## [Exercise directions]
Say how many lines contain "name", using only the number.

----

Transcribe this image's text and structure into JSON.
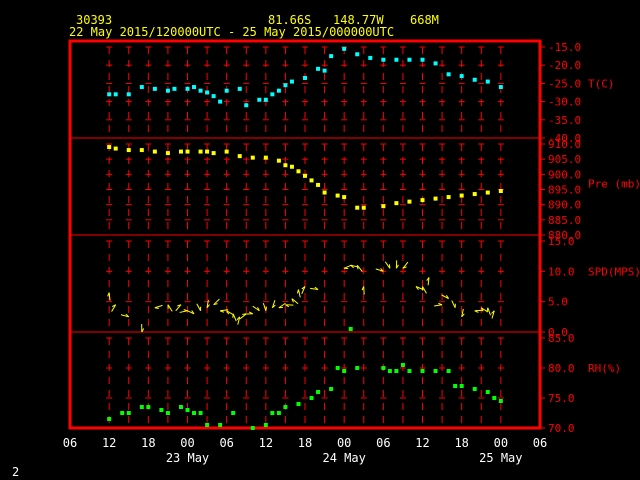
{
  "header": {
    "station": "30393",
    "lat": "81.66S",
    "lon": "148.77W",
    "elev": "668M",
    "period": "22 May 2015/120000UTC - 25 May 2015/000000UTC"
  },
  "footer": {
    "page": "2"
  },
  "x_axis": {
    "tick_labels": [
      "06",
      "12",
      "18",
      "00",
      "06",
      "12",
      "18",
      "00",
      "06",
      "12",
      "18",
      "00",
      "06"
    ],
    "hour_range": [
      6,
      78
    ],
    "day_labels": [
      {
        "label": "23 May",
        "hour": 24
      },
      {
        "label": "24 May",
        "hour": 48
      },
      {
        "label": "25 May",
        "hour": 72
      }
    ]
  },
  "colors": {
    "frame": "#ff0000",
    "header_text": "#ffff00",
    "axis_text": "#ffffff",
    "temperature": "#00ffff",
    "pressure": "#ffff00",
    "wind": "#ffff00",
    "humidity": "#00ff00"
  },
  "chart_data": [
    {
      "type": "scatter",
      "name": "temperature",
      "ylabel": "T(C)",
      "ylim": [
        -40,
        -15
      ],
      "yticks": [
        "-15.0",
        "-20.0",
        "-25.0",
        "-30.0",
        "-35.0",
        "-40.0"
      ],
      "tick_values": [
        -15,
        -20,
        -25,
        -30,
        -35,
        -40
      ],
      "x": [
        12,
        13,
        15,
        17,
        19,
        21,
        22,
        24,
        25,
        26,
        27,
        28,
        29,
        30,
        32,
        33,
        35,
        36,
        37,
        38,
        39,
        40,
        42,
        44,
        45,
        46,
        48,
        50,
        52,
        54,
        56,
        58,
        60,
        62,
        64,
        66,
        68,
        70,
        72
      ],
      "values": [
        -28,
        -28,
        -28,
        -26,
        -26.5,
        -27,
        -26.5,
        -26.5,
        -26,
        -27,
        -27.5,
        -28.5,
        -30,
        -27,
        -26.5,
        -31,
        -29.5,
        -29.5,
        -28,
        -27,
        -25.5,
        -24.5,
        -23.5,
        -21,
        -21.5,
        -17.5,
        -15.5,
        -17,
        -18,
        -18.5,
        -18.5,
        -18.5,
        -18.5,
        -19.5,
        -22.5,
        -23,
        -24,
        -24.5,
        -26
      ]
    },
    {
      "type": "scatter",
      "name": "pressure",
      "ylabel": "Pre (mb)",
      "ylim": [
        880,
        910
      ],
      "yticks": [
        "910.0",
        "905.0",
        "900.0",
        "895.0",
        "890.0",
        "885.0",
        "880.0"
      ],
      "tick_values": [
        910,
        905,
        900,
        895,
        890,
        885,
        880
      ],
      "x": [
        12,
        13,
        15,
        17,
        19,
        21,
        23,
        24,
        26,
        27,
        28,
        30,
        32,
        34,
        36,
        38,
        39,
        40,
        41,
        42,
        43,
        44,
        45,
        47,
        48,
        50,
        51,
        54,
        56,
        58,
        60,
        62,
        64,
        66,
        68,
        70,
        72
      ],
      "values": [
        909,
        908.5,
        908,
        908,
        907.5,
        907,
        907.5,
        907.5,
        907.5,
        907.5,
        907,
        907.5,
        906,
        905.5,
        905.5,
        904.5,
        903,
        902.5,
        901,
        899.5,
        898,
        896.5,
        894,
        893,
        892.5,
        889,
        889,
        889.5,
        890.5,
        891,
        891.5,
        892,
        892.5,
        893,
        893.5,
        894,
        894.5
      ]
    },
    {
      "type": "scatter",
      "name": "wind",
      "ylabel": "SPD(MPS)",
      "ylim": [
        0,
        15
      ],
      "yticks": [
        "15.0",
        "10.0",
        "5.0",
        "0.0"
      ],
      "tick_values": [
        15,
        10,
        5,
        0
      ],
      "x": [
        12,
        13,
        15,
        17,
        19,
        21,
        23,
        24,
        25,
        26,
        27,
        28,
        29,
        30,
        31,
        32,
        33,
        34,
        35,
        36,
        37,
        38,
        39,
        40,
        41,
        42,
        44,
        48,
        49,
        50,
        51,
        54,
        55,
        56,
        57,
        59,
        60,
        61,
        63,
        64,
        65,
        66,
        68,
        69,
        70,
        71
      ],
      "values": [
        6.5,
        4.5,
        2.5,
        0,
        4,
        4.5,
        4.5,
        3.5,
        3,
        3.5,
        4,
        4.5,
        3.5,
        3.5,
        3,
        2.5,
        3,
        3,
        3.5,
        3.5,
        4,
        4,
        4.5,
        5.5,
        7,
        7.5,
        7,
        10.5,
        11,
        11,
        7.5,
        10,
        10.5,
        10.5,
        10.5,
        7.5,
        7.5,
        9,
        4.5,
        5.5,
        4,
        2.5,
        3.5,
        4,
        4,
        3.5
      ]
    },
    {
      "type": "scatter",
      "name": "humidity",
      "ylabel": "RH(%)",
      "ylim": [
        70,
        85
      ],
      "yticks": [
        "85.0",
        "80.0",
        "75.0",
        "70.0"
      ],
      "tick_values": [
        85,
        80,
        75,
        70
      ],
      "x": [
        12,
        14,
        15,
        17,
        18,
        20,
        21,
        23,
        24,
        25,
        26,
        27,
        29,
        31,
        34,
        36,
        37,
        38,
        39,
        41,
        43,
        44,
        46,
        47,
        48,
        49,
        50,
        54,
        55,
        56,
        57,
        58,
        60,
        62,
        64,
        65,
        66,
        68,
        70,
        71,
        72
      ],
      "values": [
        71.5,
        72.5,
        72.5,
        73.5,
        73.5,
        73,
        72.5,
        73.5,
        73,
        72.5,
        72.5,
        70.5,
        70.5,
        72.5,
        70,
        70.5,
        72.5,
        72.5,
        73.5,
        74,
        75,
        76,
        76.5,
        80,
        79.5,
        86.5,
        80,
        80,
        79.5,
        79.5,
        80.5,
        79.5,
        79.5,
        79.5,
        79.5,
        77,
        77,
        76.5,
        76,
        75,
        74.5
      ]
    }
  ]
}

----

## [Exercise output]
4